▸ **Directions**:
Repeat every entry exactly. Do not include the pictures.
----------
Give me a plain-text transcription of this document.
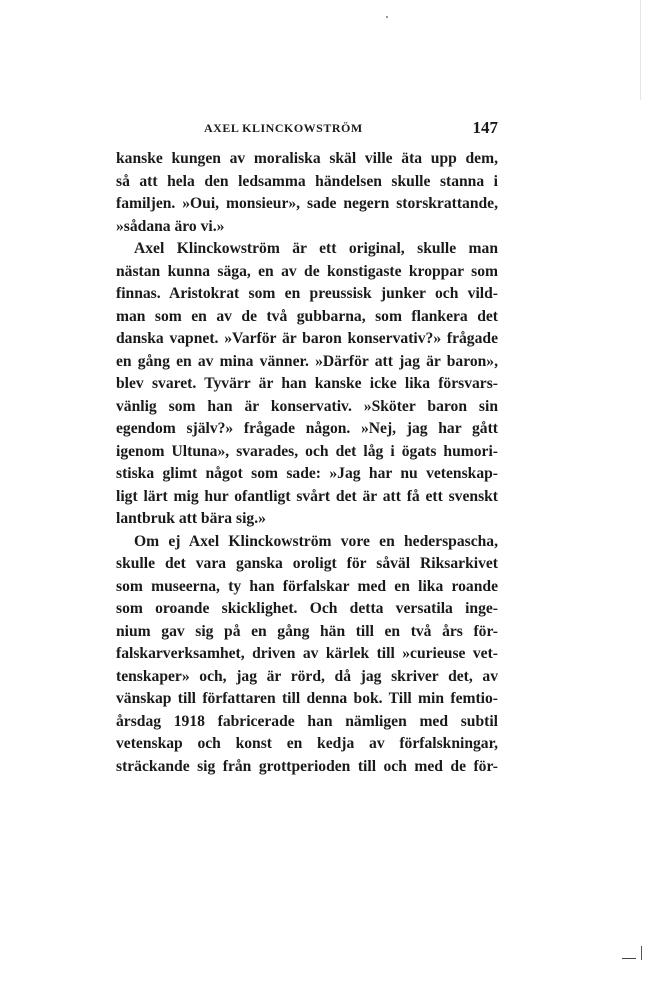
AXEL KLINCKOWSTRÖM	147
kanske kungen av moraliska skäl ville äta upp dem,
så att hela den ledsamma händelsen skulle stanna i
familjen. »Oui, monsieur», sade negern storskrattande,
»sådana äro vi.»
Axel Klinckowström är ett original, skulle man
nästan kunna säga, en av de konstigaste kroppar som
finnas. Aristokrat som en preussisk junker och vild-
man som en av de två gubbarna, som flankera det
danska vapnet. »Varför är baron konservativ?» frågade
en gång en av mina vänner. »Därför att jag är baron»,
blev svaret. Tyvärr är han kanske icke lika försvars-
vänlig som han är konservativ. »Sköter baron sin
egendom själv?» frågade någon. »Nej, jag har gått
igenom Ultuna», svarades, och det låg i ögats humori-
stiska glimt något som sade: »Jag har nu vetenskap-
ligt lärt mig hur ofantligt svårt det är att få ett svenskt
lantbruk att bära sig.»
Om ej Axel Klinckowström vore en hederspascha,
skulle det vara ganska oroligt för såväl Riksarkivet
som museerna, ty han förfalskar med en lika roande
som oroande skicklighet. Och detta versatila inge-
nium gav sig på en gång hän till en två års för-
falskarverksamhet, driven av kärlek till »curieuse vet-
tenskaper» och, jag är rörd, då jag skriver det, av
vänskap till författaren till denna bok. Till min femtio-
årsdag 1918 fabricerade han nämligen med subtil
vetenskap och konst en kedja av förfalskningar,
sträckande sig från grottperioden till och med de för-
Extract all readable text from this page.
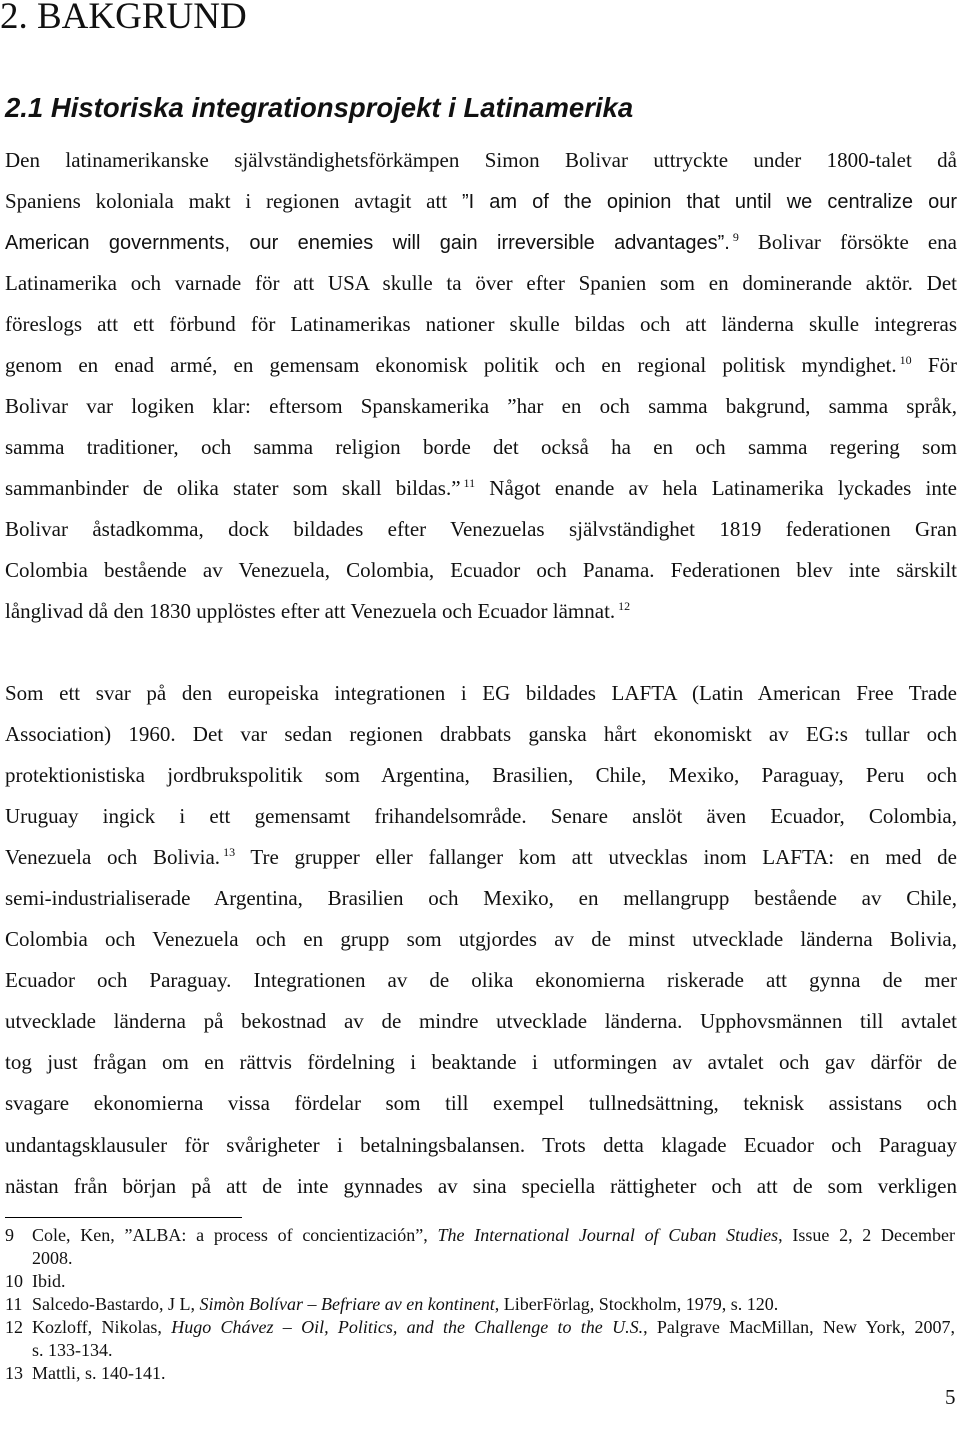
2. BAKGRUND
2.1 Historiska integrationsprojekt i Latinamerika
Den latinamerikanske självständighetsförkämpen Simon Bolivar uttryckte under 1800-talet då
Spaniens koloniala makt i regionen avtagit att ”I am of the opinion that until we centralize our
American governments, our enemies will gain irreversible advantages”. $^9$ Bolivar försökte ena
Latinamerika och varnade för att USA skulle ta över efter Spanien som en dominerande aktör. Det
föreslogs att ett förbund för Latinamerikas nationer skulle bildas och att länderna skulle integreras
genom en enad armé, en gemensam ekonomisk politik och en regional politisk myndighet. $^{10}$ För
Bolivar var logiken klar: eftersom Spanskamerika ”har en och samma bakgrund, samma språk,
samma traditioner, och samma religion borde det också ha en och samma regering som
sammanbinder de olika stater som skall bildas.” $^{11}$ Något enande av hela Latinamerika lyckades inte
Bolivar åstadkomma, dock bildades efter Venezuelas självständighet 1819 federationen Gran
Colombia bestående av Venezuela, Colombia, Ecuador och Panama. Federationen blev inte särskilt
långlivad då den 1830 upplöstes efter att Venezuela och Ecuador lämnat. $^{12}$
Som ett svar på den europeiska integrationen i EG bildades LAFTA (Latin American Free Trade
Association) 1960. Det var sedan regionen drabbats ganska hårt ekonomiskt av EG:s tullar och
protektionistiska jordbrukspolitik som Argentina, Brasilien, Chile, Mexiko, Paraguay, Peru och
Uruguay ingick i ett gemensamt frihandelsområde. Senare anslöt även Ecuador, Colombia,
Venezuela och Bolivia. $^{13}$ Tre grupper eller fallanger kom att utvecklas inom LAFTA: en med de
semi-industrialiserade Argentina, Brasilien och Mexiko, en mellangrupp bestående av Chile,
Colombia och Venezuela och en grupp som utgjordes av de minst utvecklade länderna Bolivia,
Ecuador och Paraguay. Integrationen av de olika ekonomierna riskerade att gynna de mer
utvecklade länderna på bekostnad av de mindre utvecklade länderna. Upphovsmännen till avtalet
tog just frågan om en rättvis fördelning i beaktande i utformingen av avtalet och gav därför de
svagare ekonomierna vissa fördelar som till exempel tullnedsättning, teknisk assistans och
undantagsklausuler för svårigheter i betalningsbalansen. Trots detta klagade Ecuador och Paraguay
nästan från början på att de inte gynnades av sina speciella rättigheter och att de som verkligen
9 Cole, Ken, ”ALBA: a process of concientización”, The International Journal of Cuban Studies, Issue 2, 2 December
2008.
10 Ibid.
11 Salcedo-Bastardo, J L, Simòn Bolívar – Befriare av en kontinent, LiberFörlag, Stockholm, 1979, s. 120.
12 Kozloff, Nikolas, Hugo Chávez – Oil, Politics, and the Challenge to the U.S., Palgrave MacMillan, New York, 2007,
s. 133-134.
13 Mattli, s. 140-141.
5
----------
▸ **Task response**:
Give me a plain-text transcription of this document.
AXEL KLINCKOWSTRÖM	147
kanske kungen av moraliska skäl ville äta upp dem,
så att hela den ledsamma händelsen skulle stanna i
familjen. »Oui, monsieur», sade negern storskrattande,
»sådana äro vi.»
Axel Klinckowström är ett original, skulle man
nästan kunna säga, en av de konstigaste kroppar som
finnas. Aristokrat som en preussisk junker och vild-
man som en av de två gubbarna, som flankera det
danska vapnet. »Varför är baron konservativ?» frågade
en gång en av mina vänner. »Därför att jag är baron»,
blev svaret. Tyvärr är han kanske icke lika försvars-
vänlig som han är konservativ. »Sköter baron sin
egendom själv?» frågade någon. »Nej, jag har gått
igenom Ultuna», svarades, och det låg i ögats humori-
stiska glimt något som sade: »Jag har nu vetenskap-
ligt lärt mig hur ofantligt svårt det är att få ett svenskt
lantbruk att bära sig.»
Om ej Axel Klinckowström vore en hederspascha,
skulle det vara ganska oroligt för såväl Riksarkivet
som museerna, ty han förfalskar med en lika roande
som oroande skicklighet. Och detta versatila inge-
nium gav sig på en gång hän till en två års för-
falskarverksamhet, driven av kärlek till »curieuse vet-
tenskaper» och, jag är rörd, då jag skriver det, av
vänskap till författaren till denna bok. Till min femtio-
årsdag 1918 fabricerade han nämligen med subtil
vetenskap och konst en kedja av förfalskningar,
sträckande sig från grottperioden till och med de för-
Extract all readable text from this page.
2. BAKGRUND
2.1 Historiska integrationsprojekt i Latinamerika
Den latinamerikanske självständighetsförkämpen Simon Bolivar uttryckte under 1800-talet då
Spaniens koloniala makt i regionen avtagit att ”I am of the opinion that until we centralize our
American governments, our enemies will gain irreversible advantages”. $^9$ Bolivar försökte ena
Latinamerika och varnade för att USA skulle ta över efter Spanien som en dominerande aktör. Det
föreslogs att ett förbund för Latinamerikas nationer skulle bildas och att länderna skulle integreras
genom en enad armé, en gemensam ekonomisk politik och en regional politisk myndighet. $^{10}$ För
Bolivar var logiken klar: eftersom Spanskamerika ”har en och samma bakgrund, samma språk,
samma traditioner, och samma religion borde det också ha en och samma regering som
sammanbinder de olika stater som skall bildas.” $^{11}$ Något enande av hela Latinamerika lyckades inte
Bolivar åstadkomma, dock bildades efter Venezuelas självständighet 1819 federationen Gran
Colombia bestående av Venezuela, Colombia, Ecuador och Panama. Federationen blev inte särskilt
långlivad då den 1830 upplöstes efter att Venezuela och Ecuador lämnat. $^{12}$
Som ett svar på den europeiska integrationen i EG bildades LAFTA (Latin American Free Trade
Association) 1960. Det var sedan regionen drabbats ganska hårt ekonomiskt av EG:s tullar och
protektionistiska jordbrukspolitik som Argentina, Brasilien, Chile, Mexiko, Paraguay, Peru och
Uruguay ingick i ett gemensamt frihandelsområde. Senare anslöt även Ecuador, Colombia,
Venezuela och Bolivia. $^{13}$ Tre grupper eller fallanger kom att utvecklas inom LAFTA: en med de
semi-industrialiserade Argentina, Brasilien och Mexiko, en mellangrupp bestående av Chile,
Colombia och Venezuela och en grupp som utgjordes av de minst utvecklade länderna Bolivia,
Ecuador och Paraguay. Integrationen av de olika ekonomierna riskerade att gynna de mer
utvecklade länderna på bekostnad av de mindre utvecklade länderna. Upphovsmännen till avtalet
tog just frågan om en rättvis fördelning i beaktande i utformingen av avtalet och gav därför de
svagare ekonomierna vissa fördelar som till exempel tullnedsättning, teknisk assistans och
undantagsklausuler för svårigheter i betalningsbalansen. Trots detta klagade Ecuador och Paraguay
nästan från början på att de inte gynnades av sina speciella rättigheter och att de som verkligen
9 Cole, Ken, ”ALBA: a process of concientización”, The International Journal of Cuban Studies, Issue 2, 2 December
2008.
10 Ibid.
11 Salcedo-Bastardo, J L, Simòn Bolívar – Befriare av en kontinent, LiberFörlag, Stockholm, 1979, s. 120.
12 Kozloff, Nikolas, Hugo Chávez – Oil, Politics, and the Challenge to the U.S., Palgrave MacMillan, New York, 2007,
s. 133-134.
13 Mattli, s. 140-141.
5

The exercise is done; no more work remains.